- **WHAT YOU SHOULD DO**:
Return every record verbatim.

Stored records
------------------------------
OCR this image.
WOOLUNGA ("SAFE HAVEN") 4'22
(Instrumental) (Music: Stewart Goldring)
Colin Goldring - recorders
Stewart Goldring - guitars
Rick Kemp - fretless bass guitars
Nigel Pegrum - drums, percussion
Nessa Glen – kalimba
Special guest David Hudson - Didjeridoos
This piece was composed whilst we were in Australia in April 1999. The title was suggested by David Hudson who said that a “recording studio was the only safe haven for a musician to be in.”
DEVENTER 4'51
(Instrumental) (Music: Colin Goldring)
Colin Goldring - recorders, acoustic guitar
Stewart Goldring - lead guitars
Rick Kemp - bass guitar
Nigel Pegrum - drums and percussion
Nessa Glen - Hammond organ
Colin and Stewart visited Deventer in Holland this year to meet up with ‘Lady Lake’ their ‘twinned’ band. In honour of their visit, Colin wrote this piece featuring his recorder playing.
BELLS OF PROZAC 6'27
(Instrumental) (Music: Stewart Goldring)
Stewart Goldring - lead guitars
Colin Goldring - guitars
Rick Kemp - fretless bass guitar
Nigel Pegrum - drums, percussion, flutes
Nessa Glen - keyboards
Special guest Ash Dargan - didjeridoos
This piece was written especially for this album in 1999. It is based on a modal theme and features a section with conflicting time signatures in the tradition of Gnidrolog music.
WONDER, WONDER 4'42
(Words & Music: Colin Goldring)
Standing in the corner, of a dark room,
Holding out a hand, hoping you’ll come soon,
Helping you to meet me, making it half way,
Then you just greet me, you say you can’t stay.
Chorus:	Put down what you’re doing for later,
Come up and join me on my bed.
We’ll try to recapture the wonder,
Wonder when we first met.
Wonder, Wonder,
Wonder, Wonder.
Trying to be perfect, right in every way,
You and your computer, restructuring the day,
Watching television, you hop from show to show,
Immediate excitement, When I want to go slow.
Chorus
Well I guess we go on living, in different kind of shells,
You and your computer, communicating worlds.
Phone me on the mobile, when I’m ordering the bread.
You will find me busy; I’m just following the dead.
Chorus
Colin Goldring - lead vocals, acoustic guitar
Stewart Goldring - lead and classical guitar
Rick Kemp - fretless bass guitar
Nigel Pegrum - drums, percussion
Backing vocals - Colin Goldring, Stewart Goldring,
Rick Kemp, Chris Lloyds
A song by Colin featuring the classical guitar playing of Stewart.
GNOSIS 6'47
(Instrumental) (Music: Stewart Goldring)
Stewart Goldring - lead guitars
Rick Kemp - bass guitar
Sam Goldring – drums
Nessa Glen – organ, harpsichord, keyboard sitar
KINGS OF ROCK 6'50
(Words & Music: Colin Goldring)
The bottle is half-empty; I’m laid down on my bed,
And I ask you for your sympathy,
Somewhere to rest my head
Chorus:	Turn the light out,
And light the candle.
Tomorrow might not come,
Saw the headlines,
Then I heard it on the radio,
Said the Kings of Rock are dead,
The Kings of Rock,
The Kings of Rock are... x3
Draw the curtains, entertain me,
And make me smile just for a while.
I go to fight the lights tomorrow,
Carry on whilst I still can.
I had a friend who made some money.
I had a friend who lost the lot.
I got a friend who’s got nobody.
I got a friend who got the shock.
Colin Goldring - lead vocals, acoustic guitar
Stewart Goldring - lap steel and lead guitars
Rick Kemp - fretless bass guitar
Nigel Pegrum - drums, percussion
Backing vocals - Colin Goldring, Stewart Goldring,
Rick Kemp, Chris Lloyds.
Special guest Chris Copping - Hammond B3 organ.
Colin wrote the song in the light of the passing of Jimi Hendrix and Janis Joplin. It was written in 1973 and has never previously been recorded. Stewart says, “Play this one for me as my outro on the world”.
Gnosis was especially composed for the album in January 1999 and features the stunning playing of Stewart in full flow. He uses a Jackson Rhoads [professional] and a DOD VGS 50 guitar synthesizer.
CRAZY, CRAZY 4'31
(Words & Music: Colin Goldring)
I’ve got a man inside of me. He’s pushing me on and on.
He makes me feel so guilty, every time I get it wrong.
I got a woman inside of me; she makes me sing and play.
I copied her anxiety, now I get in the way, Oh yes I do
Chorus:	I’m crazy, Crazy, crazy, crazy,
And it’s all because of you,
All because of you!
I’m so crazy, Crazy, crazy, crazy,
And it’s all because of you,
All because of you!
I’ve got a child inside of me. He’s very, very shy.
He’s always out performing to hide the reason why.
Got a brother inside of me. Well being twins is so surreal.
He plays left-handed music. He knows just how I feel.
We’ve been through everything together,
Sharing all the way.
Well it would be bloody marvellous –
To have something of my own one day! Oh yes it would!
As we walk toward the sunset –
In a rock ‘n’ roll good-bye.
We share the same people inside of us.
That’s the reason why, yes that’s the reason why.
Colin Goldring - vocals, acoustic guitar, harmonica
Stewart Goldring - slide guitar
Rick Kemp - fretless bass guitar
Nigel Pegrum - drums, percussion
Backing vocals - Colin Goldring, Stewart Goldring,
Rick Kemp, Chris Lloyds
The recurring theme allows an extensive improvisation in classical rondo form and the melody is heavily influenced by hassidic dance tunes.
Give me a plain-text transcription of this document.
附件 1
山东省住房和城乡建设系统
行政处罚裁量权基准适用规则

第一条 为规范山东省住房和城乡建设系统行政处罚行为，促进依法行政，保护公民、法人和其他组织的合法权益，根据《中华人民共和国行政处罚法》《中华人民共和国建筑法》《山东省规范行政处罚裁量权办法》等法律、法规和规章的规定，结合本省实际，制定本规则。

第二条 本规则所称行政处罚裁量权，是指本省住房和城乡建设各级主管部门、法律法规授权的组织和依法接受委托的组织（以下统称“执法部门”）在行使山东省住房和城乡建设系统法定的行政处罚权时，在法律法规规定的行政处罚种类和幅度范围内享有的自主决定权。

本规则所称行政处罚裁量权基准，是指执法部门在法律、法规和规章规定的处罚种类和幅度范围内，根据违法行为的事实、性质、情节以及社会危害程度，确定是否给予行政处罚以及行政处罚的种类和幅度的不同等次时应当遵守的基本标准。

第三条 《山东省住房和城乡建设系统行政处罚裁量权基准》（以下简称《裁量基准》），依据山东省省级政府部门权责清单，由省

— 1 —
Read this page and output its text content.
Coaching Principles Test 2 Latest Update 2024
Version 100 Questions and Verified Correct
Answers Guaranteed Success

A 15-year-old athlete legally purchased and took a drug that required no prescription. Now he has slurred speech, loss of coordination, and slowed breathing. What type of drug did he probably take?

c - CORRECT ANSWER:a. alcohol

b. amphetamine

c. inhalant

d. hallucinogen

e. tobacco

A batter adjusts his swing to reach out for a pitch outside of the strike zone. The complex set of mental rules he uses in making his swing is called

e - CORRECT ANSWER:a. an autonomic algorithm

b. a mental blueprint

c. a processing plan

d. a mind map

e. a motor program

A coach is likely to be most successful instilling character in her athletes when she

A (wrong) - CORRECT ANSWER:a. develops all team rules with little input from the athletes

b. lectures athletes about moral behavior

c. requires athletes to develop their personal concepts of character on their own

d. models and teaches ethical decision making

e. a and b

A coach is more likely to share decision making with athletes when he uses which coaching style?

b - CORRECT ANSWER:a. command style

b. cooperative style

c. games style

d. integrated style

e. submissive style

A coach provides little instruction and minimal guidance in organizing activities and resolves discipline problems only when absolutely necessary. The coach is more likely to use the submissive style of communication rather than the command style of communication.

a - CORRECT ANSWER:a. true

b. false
------------------------------
- **ANSWER FOR THE TASK**:
OCR this image.
WOOLUNGA ("SAFE HAVEN") 4'22
(Instrumental) (Music: Stewart Goldring)
Colin Goldring - recorders
Stewart Goldring - guitars
Rick Kemp - fretless bass guitars
Nigel Pegrum - drums, percussion
Nessa Glen – kalimba
Special guest David Hudson - Didjeridoos
This piece was composed whilst we were in Australia in April 1999. The title was suggested by David Hudson who said that a “recording studio was the only safe haven for a musician to be in.”
DEVENTER 4'51
(Instrumental) (Music: Colin Goldring)
Colin Goldring - recorders, acoustic guitar
Stewart Goldring - lead guitars
Rick Kemp - bass guitar
Nigel Pegrum - drums and percussion
Nessa Glen - Hammond organ
Colin and Stewart visited Deventer in Holland this year to meet up with ‘Lady Lake’ their ‘twinned’ band. In honour of their visit, Colin wrote this piece featuring his recorder playing.
BELLS OF PROZAC 6'27
(Instrumental) (Music: Stewart Goldring)
Stewart Goldring - lead guitars
Colin Goldring - guitars
Rick Kemp - fretless bass guitar
Nigel Pegrum - drums, percussion, flutes
Nessa Glen - keyboards
Special guest Ash Dargan - didjeridoos
This piece was written especially for this album in 1999. It is based on a modal theme and features a section with conflicting time signatures in the tradition of Gnidrolog music.
WONDER, WONDER 4'42
(Words & Music: Colin Goldring)
Standing in the corner, of a dark room,
Holding out a hand, hoping you’ll come soon,
Helping you to meet me, making it half way,
Then you just greet me, you say you can’t stay.
Chorus:	Put down what you’re doing for later,
Come up and join me on my bed.
We’ll try to recapture the wonder,
Wonder when we first met.
Wonder, Wonder,
Wonder, Wonder.
Trying to be perfect, right in every way,
You and your computer, restructuring the day,
Watching television, you hop from show to show,
Immediate excitement, When I want to go slow.
Chorus
Well I guess we go on living, in different kind of shells,
You and your computer, communicating worlds.
Phone me on the mobile, when I’m ordering the bread.
You will find me busy; I’m just following the dead.
Chorus
Colin Goldring - lead vocals, acoustic guitar
Stewart Goldring - lead and classical guitar
Rick Kemp - fretless bass guitar
Nigel Pegrum - drums, percussion
Backing vocals - Colin Goldring, Stewart Goldring,
Rick Kemp, Chris Lloyds
A song by Colin featuring the classical guitar playing of Stewart.
GNOSIS 6'47
(Instrumental) (Music: Stewart Goldring)
Stewart Goldring - lead guitars
Rick Kemp - bass guitar
Sam Goldring – drums
Nessa Glen – organ, harpsichord, keyboard sitar
KINGS OF ROCK 6'50
(Words & Music: Colin Goldring)
The bottle is half-empty; I’m laid down on my bed,
And I ask you for your sympathy,
Somewhere to rest my head
Chorus:	Turn the light out,
And light the candle.
Tomorrow might not come,
Saw the headlines,
Then I heard it on the radio,
Said the Kings of Rock are dead,
The Kings of Rock,
The Kings of Rock are... x3
Draw the curtains, entertain me,
And make me smile just for a while.
I go to fight the lights tomorrow,
Carry on whilst I still can.
I had a friend who made some money.
I had a friend who lost the lot.
I got a friend who’s got nobody.
I got a friend who got the shock.
Colin Goldring - lead vocals, acoustic guitar
Stewart Goldring - lap steel and lead guitars
Rick Kemp - fretless bass guitar
Nigel Pegrum - drums, percussion
Backing vocals - Colin Goldring, Stewart Goldring,
Rick Kemp, Chris Lloyds.
Special guest Chris Copping - Hammond B3 organ.
Colin wrote the song in the light of the passing of Jimi Hendrix and Janis Joplin. It was written in 1973 and has never previously been recorded. Stewart says, “Play this one for me as my outro on the world”.
Gnosis was especially composed for the album in January 1999 and features the stunning playing of Stewart in full flow. He uses a Jackson Rhoads [professional] and a DOD VGS 50 guitar synthesizer.
CRAZY, CRAZY 4'31
(Words & Music: Colin Goldring)
I’ve got a man inside of me. He’s pushing me on and on.
He makes me feel so guilty, every time I get it wrong.
I got a woman inside of me; she makes me sing and play.
I copied her anxiety, now I get in the way, Oh yes I do
Chorus:	I’m crazy, Crazy, crazy, crazy,
And it’s all because of you,
All because of you!
I’m so crazy, Crazy, crazy, crazy,
And it’s all because of you,
All because of you!
I’ve got a child inside of me. He’s very, very shy.
He’s always out performing to hide the reason why.
Got a brother inside of me. Well being twins is so surreal.
He plays left-handed music. He knows just how I feel.
We’ve been through everything together,
Sharing all the way.
Well it would be bloody marvellous –
To have something of my own one day! Oh yes it would!
As we walk toward the sunset –
In a rock ‘n’ roll good-bye.
We share the same people inside of us.
That’s the reason why, yes that’s the reason why.
Colin Goldring - vocals, acoustic guitar, harmonica
Stewart Goldring - slide guitar
Rick Kemp - fretless bass guitar
Nigel Pegrum - drums, percussion
Backing vocals - Colin Goldring, Stewart Goldring,
Rick Kemp, Chris Lloyds
The recurring theme allows an extensive improvisation in classical rondo form and the melody is heavily influenced by hassidic dance tunes.
Give me a plain-text transcription of this document.
附件 1
山东省住房和城乡建设系统
行政处罚裁量权基准适用规则

第一条 为规范山东省住房和城乡建设系统行政处罚行为，促进依法行政，保护公民、法人和其他组织的合法权益，根据《中华人民共和国行政处罚法》《中华人民共和国建筑法》《山东省规范行政处罚裁量权办法》等法律、法规和规章的规定，结合本省实际，制定本规则。

第二条 本规则所称行政处罚裁量权，是指本省住房和城乡建设各级主管部门、法律法规授权的组织和依法接受委托的组织（以下统称“执法部门”）在行使山东省住房和城乡建设系统法定的行政处罚权时，在法律法规规定的行政处罚种类和幅度范围内享有的自主决定权。

本规则所称行政处罚裁量权基准，是指执法部门在法律、法规和规章规定的处罚种类和幅度范围内，根据违法行为的事实、性质、情节以及社会危害程度，确定是否给予行政处罚以及行政处罚的种类和幅度的不同等次时应当遵守的基本标准。

第三条 《山东省住房和城乡建设系统行政处罚裁量权基准》（以下简称《裁量基准》），依据山东省省级政府部门权责清单，由省

— 1 —
Read this page and output its text content.
Coaching Principles Test 2 Latest Update 2024
Version 100 Questions and Verified Correct
Answers Guaranteed Success

A 15-year-old athlete legally purchased and took a drug that required no prescription. Now he has slurred speech, loss of coordination, and slowed breathing. What type of drug did he probably take?

c - CORRECT ANSWER:a. alcohol

b. amphetamine

c. inhalant

d. hallucinogen

e. tobacco

A batter adjusts his swing to reach out for a pitch outside of the strike zone. The complex set of mental rules he uses in making his swing is called

e - CORRECT ANSWER:a. an autonomic algorithm

b. a mental blueprint

c. a processing plan

d. a mind map

e. a motor program

A coach is likely to be most successful instilling character in her athletes when she

A (wrong) - CORRECT ANSWER:a. develops all team rules with little input from the athletes

b. lectures athletes about moral behavior

c. requires athletes to develop their personal concepts of character on their own

d. models and teaches ethical decision making

e. a and b

A coach is more likely to share decision making with athletes when he uses which coaching style?

b - CORRECT ANSWER:a. command style

b. cooperative style

c. games style

d. integrated style

e. submissive style

A coach provides little instruction and minimal guidance in organizing activities and resolves discipline problems only when absolutely necessary. The coach is more likely to use the submissive style of communication rather than the command style of communication.

a - CORRECT ANSWER:a. true

b. false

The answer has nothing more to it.